A new cafe that has opened at a busy hub in the heart of Wollongong is serving up much more than a mean cup of coffee, it’s also delivering greater employment opportunities for people with disabilities and creating a more inclusive city.
Brewing Up A Storm Cafe is now caffeinating council workers, serving up sweets for library-goers and providing a bite for those seeking customer service at Wollongong City Council’s administration building.
The coffee shop supported by Greenacres Disability Services is the third of its kind in the Illawarra, helping workers living with disabilities to find meaningful employment and build their hospitality skills.
Greenacres CEO Chris Christodoulou said the different approach to supported work also helps employees connect with their local community.
“It’s yet another example of how we’re changing what we’ve done in the past and moving to other job settings, and particularly job settings where people with disabilities can engage with the public and develop their skills in a different work environment,” he said.
Brewing Up A Storm supported employee Luke Huska has worked at a number of cafes before and become a jack of all trades in the hospitality business.
“I take orders from customers and sometimes make coffee for them, cleaning up and also refilling the break rooms upstairs,” he said.
Luke’s favourite part of his job is speaking with friendly customers, so he’s excited to get started in such a bustling location.
“Just being busy and meeting friendly people and also getting some new experiences.”
But despite his skills, Luke’s not ready to be pigeonholed in the industry just yet.
“I’m hoping to try some other workplaces in the future like some graphic designing and also maybe working in retail and stuff.”
And different opportunities could be coming Luke’s way, as the cafe is designed to also be a springboard for future employment and help employers recognise the potential of these workers.

• _Using the information_:
A – According to the article about the Wollongong cafe, which organization supports the coffee shop?
B – Reproduce everything in the Wollongong cafe article from "A new cafe that" down to "more inclusive city.".
C – Write what comes next in the article about the Wollongong cafe, picking up after its final sentence.

• _Stored data_:
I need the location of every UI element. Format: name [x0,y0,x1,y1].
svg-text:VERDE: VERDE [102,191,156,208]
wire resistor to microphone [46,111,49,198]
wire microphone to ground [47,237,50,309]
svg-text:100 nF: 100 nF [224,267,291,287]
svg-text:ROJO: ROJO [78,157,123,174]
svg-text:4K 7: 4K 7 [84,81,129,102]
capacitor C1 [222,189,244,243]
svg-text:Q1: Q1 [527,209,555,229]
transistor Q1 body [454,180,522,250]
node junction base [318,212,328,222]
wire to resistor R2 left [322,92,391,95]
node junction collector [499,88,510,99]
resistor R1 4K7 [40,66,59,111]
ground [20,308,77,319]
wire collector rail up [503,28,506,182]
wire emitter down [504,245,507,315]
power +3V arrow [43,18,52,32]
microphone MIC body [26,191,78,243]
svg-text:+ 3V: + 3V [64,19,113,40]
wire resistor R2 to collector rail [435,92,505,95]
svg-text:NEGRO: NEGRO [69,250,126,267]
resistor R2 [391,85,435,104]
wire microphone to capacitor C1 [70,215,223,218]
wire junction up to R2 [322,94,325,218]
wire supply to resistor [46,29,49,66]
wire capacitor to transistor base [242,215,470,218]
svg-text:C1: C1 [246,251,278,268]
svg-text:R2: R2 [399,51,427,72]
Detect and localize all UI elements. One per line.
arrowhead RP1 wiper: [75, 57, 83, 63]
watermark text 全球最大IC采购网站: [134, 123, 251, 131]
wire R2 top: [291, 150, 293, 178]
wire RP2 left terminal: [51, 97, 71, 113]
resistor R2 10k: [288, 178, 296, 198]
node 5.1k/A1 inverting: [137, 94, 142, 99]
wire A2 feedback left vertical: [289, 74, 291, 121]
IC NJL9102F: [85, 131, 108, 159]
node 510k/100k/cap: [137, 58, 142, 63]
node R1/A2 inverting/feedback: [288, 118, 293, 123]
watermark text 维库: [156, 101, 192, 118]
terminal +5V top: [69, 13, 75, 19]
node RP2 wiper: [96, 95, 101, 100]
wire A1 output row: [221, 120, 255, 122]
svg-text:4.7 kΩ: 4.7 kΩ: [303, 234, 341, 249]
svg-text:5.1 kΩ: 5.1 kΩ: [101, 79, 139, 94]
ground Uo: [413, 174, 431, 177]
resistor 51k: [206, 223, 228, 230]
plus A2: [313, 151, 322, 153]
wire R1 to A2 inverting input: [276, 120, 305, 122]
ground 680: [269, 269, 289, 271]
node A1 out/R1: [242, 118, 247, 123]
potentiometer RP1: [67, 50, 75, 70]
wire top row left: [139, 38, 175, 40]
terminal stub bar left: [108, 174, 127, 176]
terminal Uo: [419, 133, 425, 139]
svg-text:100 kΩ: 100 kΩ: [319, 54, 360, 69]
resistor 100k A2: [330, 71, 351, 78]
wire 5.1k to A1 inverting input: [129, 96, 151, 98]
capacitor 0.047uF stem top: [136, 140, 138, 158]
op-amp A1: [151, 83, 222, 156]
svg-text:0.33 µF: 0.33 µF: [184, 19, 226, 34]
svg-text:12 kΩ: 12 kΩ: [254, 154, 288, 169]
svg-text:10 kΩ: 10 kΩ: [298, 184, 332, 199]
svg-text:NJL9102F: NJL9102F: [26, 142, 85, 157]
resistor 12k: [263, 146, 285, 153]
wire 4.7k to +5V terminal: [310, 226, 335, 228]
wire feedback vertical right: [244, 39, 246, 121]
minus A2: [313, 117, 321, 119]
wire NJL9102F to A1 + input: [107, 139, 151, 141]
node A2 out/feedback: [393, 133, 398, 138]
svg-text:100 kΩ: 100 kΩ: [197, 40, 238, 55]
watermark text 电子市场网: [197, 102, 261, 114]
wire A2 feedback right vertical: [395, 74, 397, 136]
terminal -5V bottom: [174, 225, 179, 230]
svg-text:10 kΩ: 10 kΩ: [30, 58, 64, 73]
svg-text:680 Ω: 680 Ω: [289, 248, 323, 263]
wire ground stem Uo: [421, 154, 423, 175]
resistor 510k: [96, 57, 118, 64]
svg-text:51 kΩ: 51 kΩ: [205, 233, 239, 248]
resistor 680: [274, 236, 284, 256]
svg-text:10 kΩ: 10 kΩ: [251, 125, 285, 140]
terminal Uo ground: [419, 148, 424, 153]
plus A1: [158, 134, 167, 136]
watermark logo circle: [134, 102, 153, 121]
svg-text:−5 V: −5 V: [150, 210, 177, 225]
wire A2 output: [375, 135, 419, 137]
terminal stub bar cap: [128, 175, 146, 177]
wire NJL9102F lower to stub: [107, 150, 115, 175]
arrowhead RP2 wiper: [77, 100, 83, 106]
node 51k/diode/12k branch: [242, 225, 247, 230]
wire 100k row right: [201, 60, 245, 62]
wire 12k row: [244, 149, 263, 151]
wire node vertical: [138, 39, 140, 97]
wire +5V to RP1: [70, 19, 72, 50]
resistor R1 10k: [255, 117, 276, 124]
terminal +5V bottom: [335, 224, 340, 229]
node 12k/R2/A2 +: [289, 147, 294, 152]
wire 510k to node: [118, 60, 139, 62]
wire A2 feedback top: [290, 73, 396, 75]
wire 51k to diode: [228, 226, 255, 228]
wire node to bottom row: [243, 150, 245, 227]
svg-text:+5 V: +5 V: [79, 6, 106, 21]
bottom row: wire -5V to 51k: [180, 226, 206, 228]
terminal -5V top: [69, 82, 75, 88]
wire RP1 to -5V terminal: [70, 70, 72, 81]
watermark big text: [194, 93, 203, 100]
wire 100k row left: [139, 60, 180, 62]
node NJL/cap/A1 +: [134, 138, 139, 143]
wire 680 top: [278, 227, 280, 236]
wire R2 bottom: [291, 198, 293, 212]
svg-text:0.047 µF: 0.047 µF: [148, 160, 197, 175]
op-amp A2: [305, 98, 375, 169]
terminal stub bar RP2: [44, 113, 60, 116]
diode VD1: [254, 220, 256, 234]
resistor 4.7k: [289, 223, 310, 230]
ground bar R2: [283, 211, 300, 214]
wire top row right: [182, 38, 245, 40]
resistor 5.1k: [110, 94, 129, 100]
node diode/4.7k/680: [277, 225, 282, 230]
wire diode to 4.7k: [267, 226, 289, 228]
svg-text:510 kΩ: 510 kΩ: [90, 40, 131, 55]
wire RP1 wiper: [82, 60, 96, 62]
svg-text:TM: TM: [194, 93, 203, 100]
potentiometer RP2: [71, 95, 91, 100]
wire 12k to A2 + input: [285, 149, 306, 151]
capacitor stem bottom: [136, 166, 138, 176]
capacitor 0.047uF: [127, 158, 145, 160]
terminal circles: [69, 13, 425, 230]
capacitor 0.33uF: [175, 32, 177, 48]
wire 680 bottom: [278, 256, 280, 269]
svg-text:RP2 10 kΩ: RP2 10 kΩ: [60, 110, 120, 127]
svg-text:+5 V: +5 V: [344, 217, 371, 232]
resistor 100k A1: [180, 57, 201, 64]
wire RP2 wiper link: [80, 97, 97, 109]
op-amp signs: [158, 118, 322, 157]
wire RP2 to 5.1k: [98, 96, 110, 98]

• _Set of answers_:
A – Greenacres Disability Services supports the coffee shop.

B –
A new cafe that has opened at a busy hub in the heart of Wollongong is serving up much more than a mean cup of coffee, it’s also delivering greater employment opportunities for people with disabilities and creating a more inclusive city.

C –
“This is one of the challenges that a lot of people with disabilities face, particularly people who might have some mild or moderate intellectual disabilities, there aren’t a lot of opportunities because a lot of mainstream employers never think about employing a person with a disability,” Mr Christodoulou said.
“We see this as a bit of a pathway, I have no problem whatsoever if a cafe saw one of our baristas and said ‘you know what, we’d like to offer you a job’, that’s probably even better than us being able to support them like this.”
Wollongong City Council Acting General Manager Kerry Hunt was thrilled to have activation and vibrancy back in the building’s foyer.
“The opportunity with Greenacres adds a whole additional value in terms of providing pathways to employment for people living with disability and it also demonstrates Council’s commitment to an inclusive and accessible community,” Ms Hunt said.
She said the partnership with Greenacres is another positive step towards Wollongong becoming more inclusive, which is set to improve even further with the Council’s Disability Inclusion Action Plan.
“Everything from participation in community life to ensuring that our infrastructure is accessible and appropriate for people with varying needs to be able to move around and participate in the community.”